▸ Problem statement: Each line that holds the word "může" counts once; report how many lines do so and nothing else.

▸ Data extract:
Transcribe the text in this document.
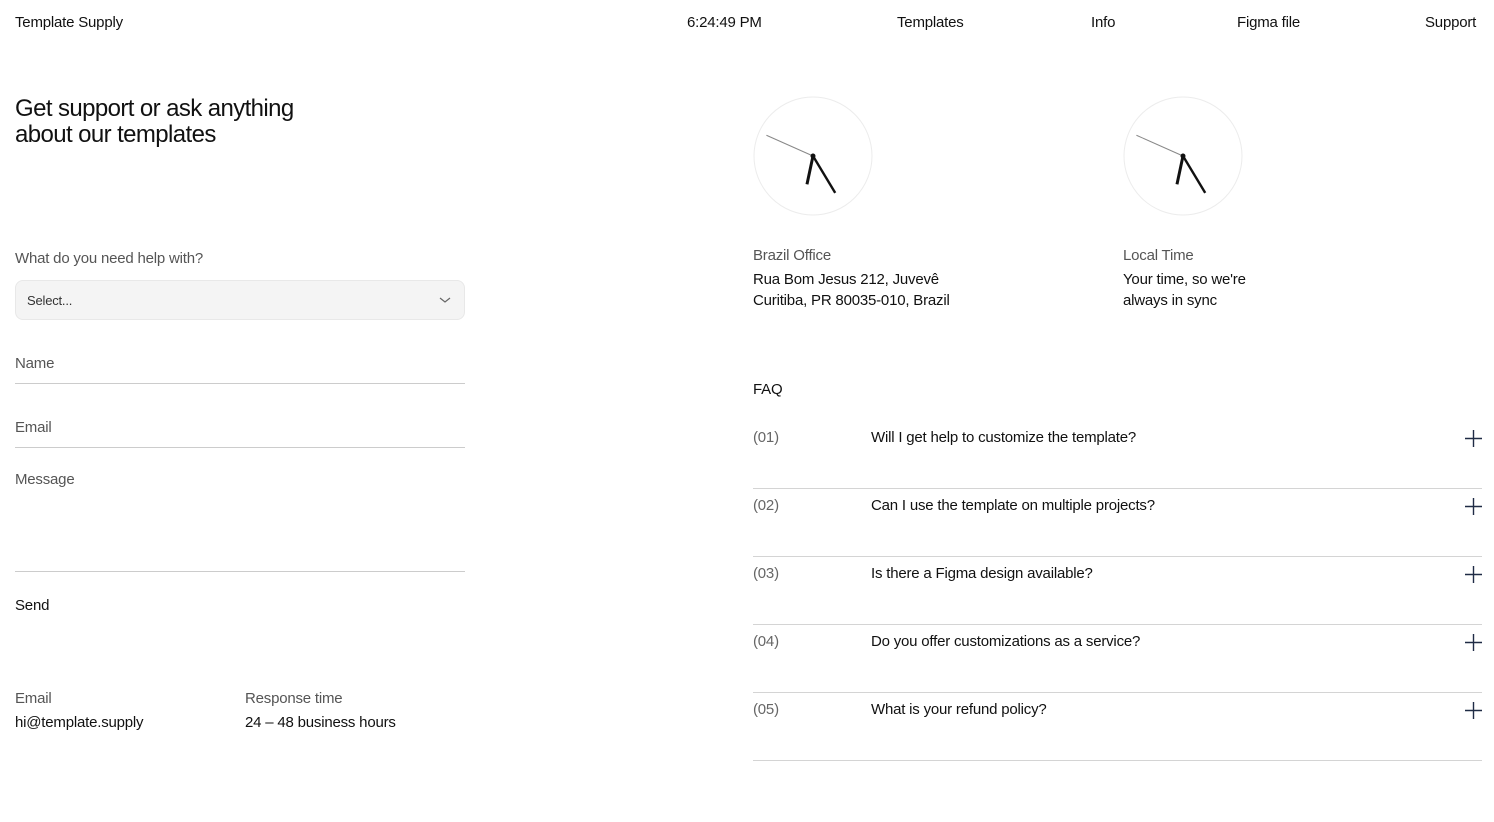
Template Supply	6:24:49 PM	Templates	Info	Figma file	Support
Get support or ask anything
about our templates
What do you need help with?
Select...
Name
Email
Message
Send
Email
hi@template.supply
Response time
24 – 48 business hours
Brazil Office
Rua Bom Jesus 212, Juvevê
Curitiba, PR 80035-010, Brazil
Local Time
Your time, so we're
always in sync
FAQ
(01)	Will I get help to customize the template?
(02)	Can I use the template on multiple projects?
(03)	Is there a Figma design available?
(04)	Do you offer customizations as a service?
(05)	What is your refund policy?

...

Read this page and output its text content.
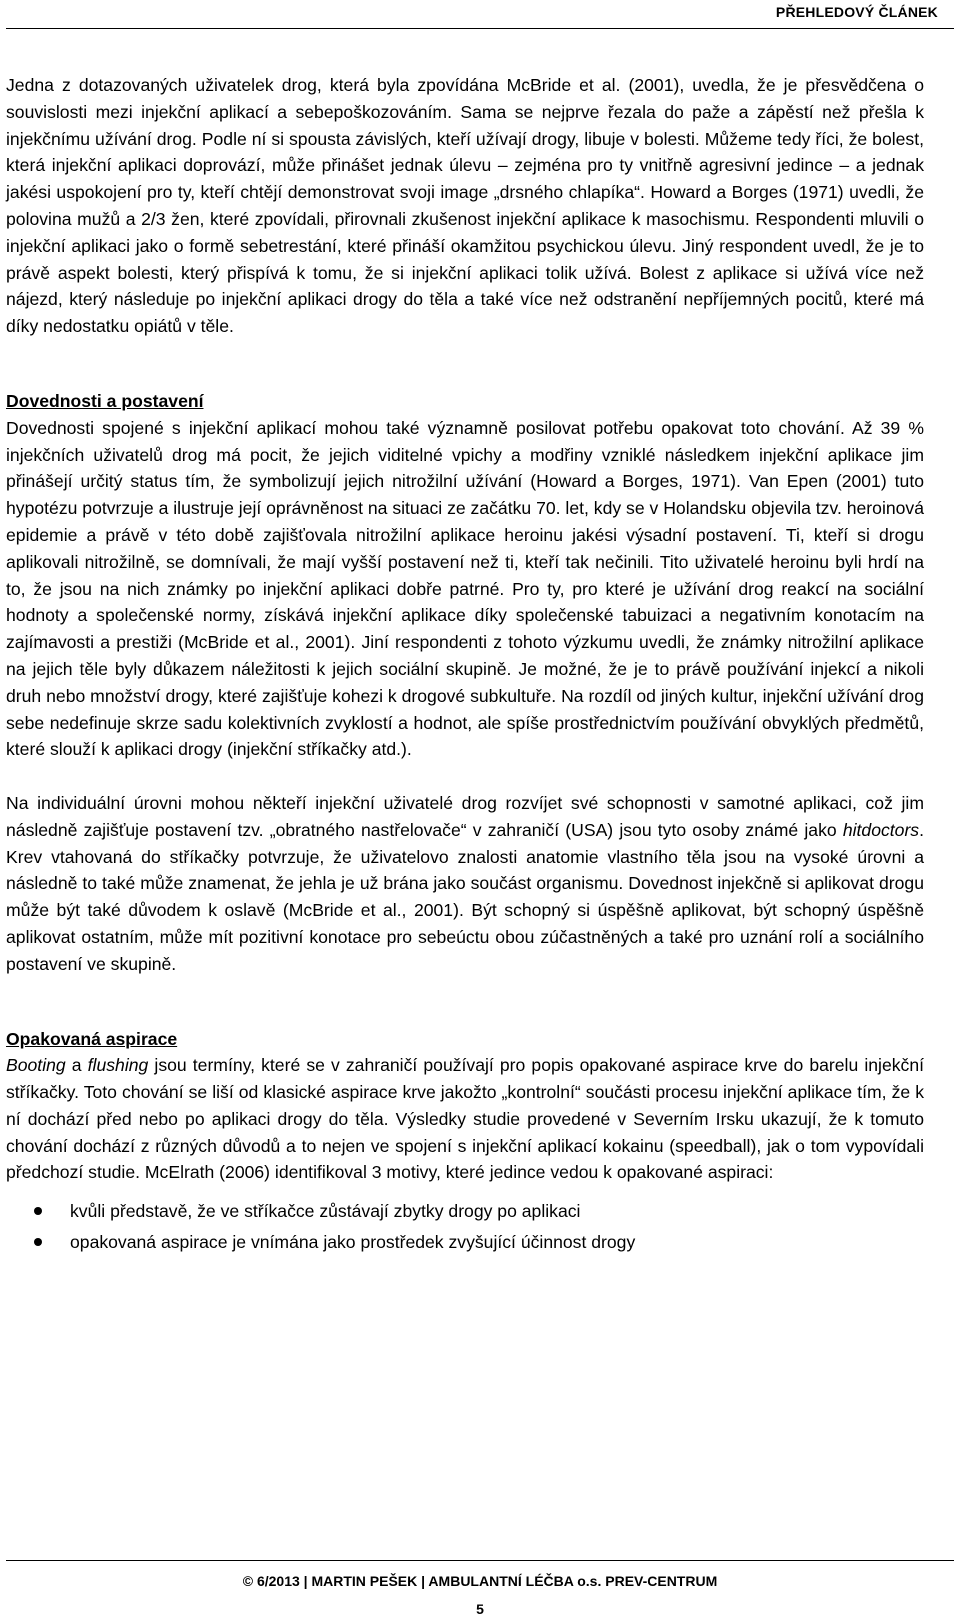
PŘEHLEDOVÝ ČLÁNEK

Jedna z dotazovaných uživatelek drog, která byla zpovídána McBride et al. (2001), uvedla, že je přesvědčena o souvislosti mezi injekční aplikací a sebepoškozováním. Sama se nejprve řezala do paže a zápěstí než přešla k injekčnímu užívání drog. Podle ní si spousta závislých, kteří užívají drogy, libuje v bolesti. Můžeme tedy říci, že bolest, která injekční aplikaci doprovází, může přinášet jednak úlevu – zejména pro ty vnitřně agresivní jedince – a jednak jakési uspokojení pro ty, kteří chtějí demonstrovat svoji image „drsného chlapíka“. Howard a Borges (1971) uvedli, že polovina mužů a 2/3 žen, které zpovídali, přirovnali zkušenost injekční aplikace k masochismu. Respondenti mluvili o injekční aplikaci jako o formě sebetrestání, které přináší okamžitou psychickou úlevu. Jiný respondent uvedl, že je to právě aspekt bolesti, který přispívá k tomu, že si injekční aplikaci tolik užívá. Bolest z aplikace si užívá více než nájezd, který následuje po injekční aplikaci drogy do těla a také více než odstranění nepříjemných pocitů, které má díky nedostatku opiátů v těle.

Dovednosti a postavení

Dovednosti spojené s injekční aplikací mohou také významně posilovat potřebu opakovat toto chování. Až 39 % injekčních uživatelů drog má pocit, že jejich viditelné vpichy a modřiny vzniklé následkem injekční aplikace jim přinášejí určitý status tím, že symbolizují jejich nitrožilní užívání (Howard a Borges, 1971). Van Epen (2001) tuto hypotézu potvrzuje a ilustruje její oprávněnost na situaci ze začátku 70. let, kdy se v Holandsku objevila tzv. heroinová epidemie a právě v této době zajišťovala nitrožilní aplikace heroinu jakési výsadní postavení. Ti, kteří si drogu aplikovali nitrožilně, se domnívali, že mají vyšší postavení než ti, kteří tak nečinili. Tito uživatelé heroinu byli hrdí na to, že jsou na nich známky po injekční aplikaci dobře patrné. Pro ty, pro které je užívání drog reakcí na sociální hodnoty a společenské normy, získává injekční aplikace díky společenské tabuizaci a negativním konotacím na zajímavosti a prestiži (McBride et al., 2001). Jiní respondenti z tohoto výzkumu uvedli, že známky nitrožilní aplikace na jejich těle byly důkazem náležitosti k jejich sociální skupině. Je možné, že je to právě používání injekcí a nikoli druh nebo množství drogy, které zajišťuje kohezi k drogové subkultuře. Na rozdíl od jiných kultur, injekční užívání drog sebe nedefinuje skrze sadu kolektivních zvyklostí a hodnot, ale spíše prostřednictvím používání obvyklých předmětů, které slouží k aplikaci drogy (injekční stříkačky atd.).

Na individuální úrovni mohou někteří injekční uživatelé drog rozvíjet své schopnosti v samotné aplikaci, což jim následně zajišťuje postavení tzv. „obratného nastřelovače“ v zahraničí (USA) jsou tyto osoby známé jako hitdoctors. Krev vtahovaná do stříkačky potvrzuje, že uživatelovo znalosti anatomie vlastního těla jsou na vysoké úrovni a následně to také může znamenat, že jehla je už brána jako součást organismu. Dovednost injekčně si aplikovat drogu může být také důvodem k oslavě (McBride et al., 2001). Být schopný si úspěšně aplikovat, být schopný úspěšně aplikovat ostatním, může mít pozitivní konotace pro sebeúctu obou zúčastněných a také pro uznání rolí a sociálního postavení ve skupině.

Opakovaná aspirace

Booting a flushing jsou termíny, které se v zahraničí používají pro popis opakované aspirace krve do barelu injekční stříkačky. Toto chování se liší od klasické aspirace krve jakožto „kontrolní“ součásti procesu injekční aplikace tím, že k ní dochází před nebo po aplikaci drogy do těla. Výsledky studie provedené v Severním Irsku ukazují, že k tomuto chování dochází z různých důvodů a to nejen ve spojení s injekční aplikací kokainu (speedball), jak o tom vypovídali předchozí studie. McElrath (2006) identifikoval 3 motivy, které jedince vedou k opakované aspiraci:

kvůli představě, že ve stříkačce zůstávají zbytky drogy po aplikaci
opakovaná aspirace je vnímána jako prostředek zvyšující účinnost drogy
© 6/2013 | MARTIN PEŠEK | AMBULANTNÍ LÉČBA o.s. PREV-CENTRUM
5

▸ Solution for this exercise: 2